------ TEXT SHOWN ------

Last week, the Paris-based retailer said its revenue for FY24 totaled €15.2 billion ($15.9 billion), up 15% on a constant exchange rate.
And the heritage brand is making good on its promise to share its success with staff, confirming employees will be awarded a €4,700 bonus ($4,925) each.
Executive chairman Axel Dumas said on the call Friday: “Faithful to its responsible employer commitment and the will to share the fruit of its growth with those who contribute every day to it, Hermès will be distributing at the beginning of the year a bonus of €4,500 to all its employees worldwide in 2024.”
And while a near-$5,000 bonus might be a welcome surprise for staffers, it won’t get them anywhere near close to buying the most famous items created by the brand.
Hermès is known particularly for its Birkin and Kelly bags, which come in a range of sizes and materials.
A quick search on the Hermès website reveals that a strap alone, to be swapped on and off bags, costs $1,284, putting a significant dent in the coffers of employees who may want to partake in the luxury they sell.
The brand, which has been passed down generation to generation in the Hermès and Dumas families, doesn’t display its most coveted items for sale on its website.

------ MATERIAL SUPPLIED ------

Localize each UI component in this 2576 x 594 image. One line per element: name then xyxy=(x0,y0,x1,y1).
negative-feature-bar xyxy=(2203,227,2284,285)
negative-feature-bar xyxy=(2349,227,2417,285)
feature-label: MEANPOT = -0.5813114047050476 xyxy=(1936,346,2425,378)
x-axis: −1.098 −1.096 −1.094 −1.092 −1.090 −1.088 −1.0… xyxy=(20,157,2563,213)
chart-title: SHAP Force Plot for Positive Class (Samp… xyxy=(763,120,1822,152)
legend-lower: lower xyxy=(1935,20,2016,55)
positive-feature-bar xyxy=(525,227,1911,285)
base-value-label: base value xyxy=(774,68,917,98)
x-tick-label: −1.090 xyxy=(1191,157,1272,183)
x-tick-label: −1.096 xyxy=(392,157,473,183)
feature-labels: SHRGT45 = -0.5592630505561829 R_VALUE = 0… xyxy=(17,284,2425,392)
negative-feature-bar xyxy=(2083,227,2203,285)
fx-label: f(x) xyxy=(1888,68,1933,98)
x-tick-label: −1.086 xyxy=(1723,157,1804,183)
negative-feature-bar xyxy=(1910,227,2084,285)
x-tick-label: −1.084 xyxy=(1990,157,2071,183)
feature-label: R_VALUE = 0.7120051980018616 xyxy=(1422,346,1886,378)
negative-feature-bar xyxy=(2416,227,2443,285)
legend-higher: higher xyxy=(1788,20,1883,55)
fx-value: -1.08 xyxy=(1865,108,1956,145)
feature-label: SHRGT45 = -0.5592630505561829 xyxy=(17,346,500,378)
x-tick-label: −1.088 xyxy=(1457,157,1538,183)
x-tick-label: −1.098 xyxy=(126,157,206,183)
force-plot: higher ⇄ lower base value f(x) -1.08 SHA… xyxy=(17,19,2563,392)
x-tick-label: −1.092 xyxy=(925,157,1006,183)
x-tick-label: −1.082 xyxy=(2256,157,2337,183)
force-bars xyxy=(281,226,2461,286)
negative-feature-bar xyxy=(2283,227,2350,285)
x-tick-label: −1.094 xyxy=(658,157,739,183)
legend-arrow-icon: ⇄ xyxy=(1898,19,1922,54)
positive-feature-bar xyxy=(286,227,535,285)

------

WORK TASK A
In the Hermès text, why does the company say it is giving a bonus to all its employees?
WORK TASK B
Which bags does the Hermès text say the brand is particularly known for?

REPLY A
According to executive chairman Axel Dumas, Hermès is staying faithful to its commitment to being a responsible employer. It also wants to share the fruit of its growth with the people who contribute to that growth every day.

REPLY B
Its Birkin and Kelly bags.